Set task — Write out the entries below once more, exactly.

(Dataset items)
──────────────────────────────

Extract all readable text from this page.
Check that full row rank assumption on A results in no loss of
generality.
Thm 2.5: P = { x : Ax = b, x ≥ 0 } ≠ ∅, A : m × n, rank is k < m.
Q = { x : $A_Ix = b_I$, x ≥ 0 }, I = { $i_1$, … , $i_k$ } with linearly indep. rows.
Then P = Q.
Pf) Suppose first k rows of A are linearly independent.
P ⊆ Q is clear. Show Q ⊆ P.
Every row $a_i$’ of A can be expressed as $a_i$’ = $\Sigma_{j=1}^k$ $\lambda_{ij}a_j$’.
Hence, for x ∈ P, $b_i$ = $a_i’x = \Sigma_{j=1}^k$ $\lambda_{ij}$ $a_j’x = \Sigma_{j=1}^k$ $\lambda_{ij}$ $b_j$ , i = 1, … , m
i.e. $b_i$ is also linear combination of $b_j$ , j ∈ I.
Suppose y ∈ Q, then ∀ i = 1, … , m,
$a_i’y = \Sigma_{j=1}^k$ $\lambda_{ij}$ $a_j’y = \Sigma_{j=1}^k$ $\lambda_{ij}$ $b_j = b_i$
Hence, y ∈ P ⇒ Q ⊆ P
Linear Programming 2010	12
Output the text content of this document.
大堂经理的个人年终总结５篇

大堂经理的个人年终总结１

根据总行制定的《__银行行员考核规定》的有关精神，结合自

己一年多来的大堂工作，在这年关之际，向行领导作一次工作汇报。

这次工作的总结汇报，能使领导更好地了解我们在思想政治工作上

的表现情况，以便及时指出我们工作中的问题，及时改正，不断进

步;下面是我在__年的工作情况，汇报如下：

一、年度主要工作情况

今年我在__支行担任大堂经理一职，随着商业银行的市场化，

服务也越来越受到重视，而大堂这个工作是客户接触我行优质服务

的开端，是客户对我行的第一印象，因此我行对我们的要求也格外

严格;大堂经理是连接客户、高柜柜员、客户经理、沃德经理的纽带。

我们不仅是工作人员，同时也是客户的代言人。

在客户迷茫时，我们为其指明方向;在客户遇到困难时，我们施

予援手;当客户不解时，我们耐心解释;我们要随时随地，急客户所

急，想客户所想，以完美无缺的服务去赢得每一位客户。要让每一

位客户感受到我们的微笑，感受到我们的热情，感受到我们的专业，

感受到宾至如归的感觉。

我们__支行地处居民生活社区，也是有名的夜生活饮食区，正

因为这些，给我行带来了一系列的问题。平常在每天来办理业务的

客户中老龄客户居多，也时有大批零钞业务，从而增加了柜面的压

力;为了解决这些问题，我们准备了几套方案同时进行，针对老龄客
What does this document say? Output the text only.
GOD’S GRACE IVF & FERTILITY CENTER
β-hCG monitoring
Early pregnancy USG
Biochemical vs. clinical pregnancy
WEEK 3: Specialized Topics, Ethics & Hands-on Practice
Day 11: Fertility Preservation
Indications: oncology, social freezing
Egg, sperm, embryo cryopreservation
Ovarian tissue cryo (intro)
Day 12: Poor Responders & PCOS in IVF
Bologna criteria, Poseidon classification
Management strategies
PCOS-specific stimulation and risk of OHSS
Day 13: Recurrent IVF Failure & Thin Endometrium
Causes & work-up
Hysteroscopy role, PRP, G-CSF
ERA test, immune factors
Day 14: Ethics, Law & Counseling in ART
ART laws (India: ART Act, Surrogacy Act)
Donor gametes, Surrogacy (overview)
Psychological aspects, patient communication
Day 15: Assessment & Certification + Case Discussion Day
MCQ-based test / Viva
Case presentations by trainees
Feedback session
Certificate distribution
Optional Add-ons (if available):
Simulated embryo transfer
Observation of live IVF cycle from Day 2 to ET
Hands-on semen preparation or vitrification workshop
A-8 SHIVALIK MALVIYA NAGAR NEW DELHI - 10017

──────────────────────────────

Exercise output —
Extract all readable text from this page.
Check that full row rank assumption on A results in no loss of
generality.
Thm 2.5: P = { x : Ax = b, x ≥ 0 } ≠ ∅, A : m × n, rank is k < m.
Q = { x : $A_Ix = b_I$, x ≥ 0 }, I = { $i_1$, … , $i_k$ } with linearly indep. rows.
Then P = Q.
Pf) Suppose first k rows of A are linearly independent.
P ⊆ Q is clear. Show Q ⊆ P.
Every row $a_i$’ of A can be expressed as $a_i$’ = $\Sigma_{j=1}^k$ $\lambda_{ij}a_j$’.
Hence, for x ∈ P, $b_i$ = $a_i’x = \Sigma_{j=1}^k$ $\lambda_{ij}$ $a_j’x = \Sigma_{j=1}^k$ $\lambda_{ij}$ $b_j$ , i = 1, … , m
i.e. $b_i$ is also linear combination of $b_j$ , j ∈ I.
Suppose y ∈ Q, then ∀ i = 1, … , m,
$a_i’y = \Sigma_{j=1}^k$ $\lambda_{ij}$ $a_j’y = \Sigma_{j=1}^k$ $\lambda_{ij}$ $b_j = b_i$
Hence, y ∈ P ⇒ Q ⊆ P
Linear Programming 2010	12
Output the text content of this document.
大堂经理的个人年终总结５篇

大堂经理的个人年终总结１

根据总行制定的《__银行行员考核规定》的有关精神，结合自

己一年多来的大堂工作，在这年关之际，向行领导作一次工作汇报。

这次工作的总结汇报，能使领导更好地了解我们在思想政治工作上

的表现情况，以便及时指出我们工作中的问题，及时改正，不断进

步;下面是我在__年的工作情况，汇报如下：

一、年度主要工作情况

今年我在__支行担任大堂经理一职，随着商业银行的市场化，

服务也越来越受到重视，而大堂这个工作是客户接触我行优质服务

的开端，是客户对我行的第一印象，因此我行对我们的要求也格外

严格;大堂经理是连接客户、高柜柜员、客户经理、沃德经理的纽带。

我们不仅是工作人员，同时也是客户的代言人。

在客户迷茫时，我们为其指明方向;在客户遇到困难时，我们施

予援手;当客户不解时，我们耐心解释;我们要随时随地，急客户所

急，想客户所想，以完美无缺的服务去赢得每一位客户。要让每一

位客户感受到我们的微笑，感受到我们的热情，感受到我们的专业，

感受到宾至如归的感觉。

我们__支行地处居民生活社区，也是有名的夜生活饮食区，正

因为这些，给我行带来了一系列的问题。平常在每天来办理业务的

客户中老龄客户居多，也时有大批零钞业务，从而增加了柜面的压

力;为了解决这些问题，我们准备了几套方案同时进行，针对老龄客
What does this document say? Output the text only.
GOD’S GRACE IVF & FERTILITY CENTER
β-hCG monitoring
Early pregnancy USG
Biochemical vs. clinical pregnancy
WEEK 3: Specialized Topics, Ethics & Hands-on Practice
Day 11: Fertility Preservation
Indications: oncology, social freezing
Egg, sperm, embryo cryopreservation
Ovarian tissue cryo (intro)
Day 12: Poor Responders & PCOS in IVF
Bologna criteria, Poseidon classification
Management strategies
PCOS-specific stimulation and risk of OHSS
Day 13: Recurrent IVF Failure & Thin Endometrium
Causes & work-up
Hysteroscopy role, PRP, G-CSF
ERA test, immune factors
Day 14: Ethics, Law & Counseling in ART
ART laws (India: ART Act, Surrogacy Act)
Donor gametes, Surrogacy (overview)
Psychological aspects, patient communication
Day 15: Assessment & Certification + Case Discussion Day
MCQ-based test / Viva
Case presentations by trainees
Feedback session
Certificate distribution
Optional Add-ons (if available):
Simulated embryo transfer
Observation of live IVF cycle from Day 2 to ET
Hands-on semen preparation or vitrification workshop
A-8 SHIVALIK MALVIYA NAGAR NEW DELHI - 10017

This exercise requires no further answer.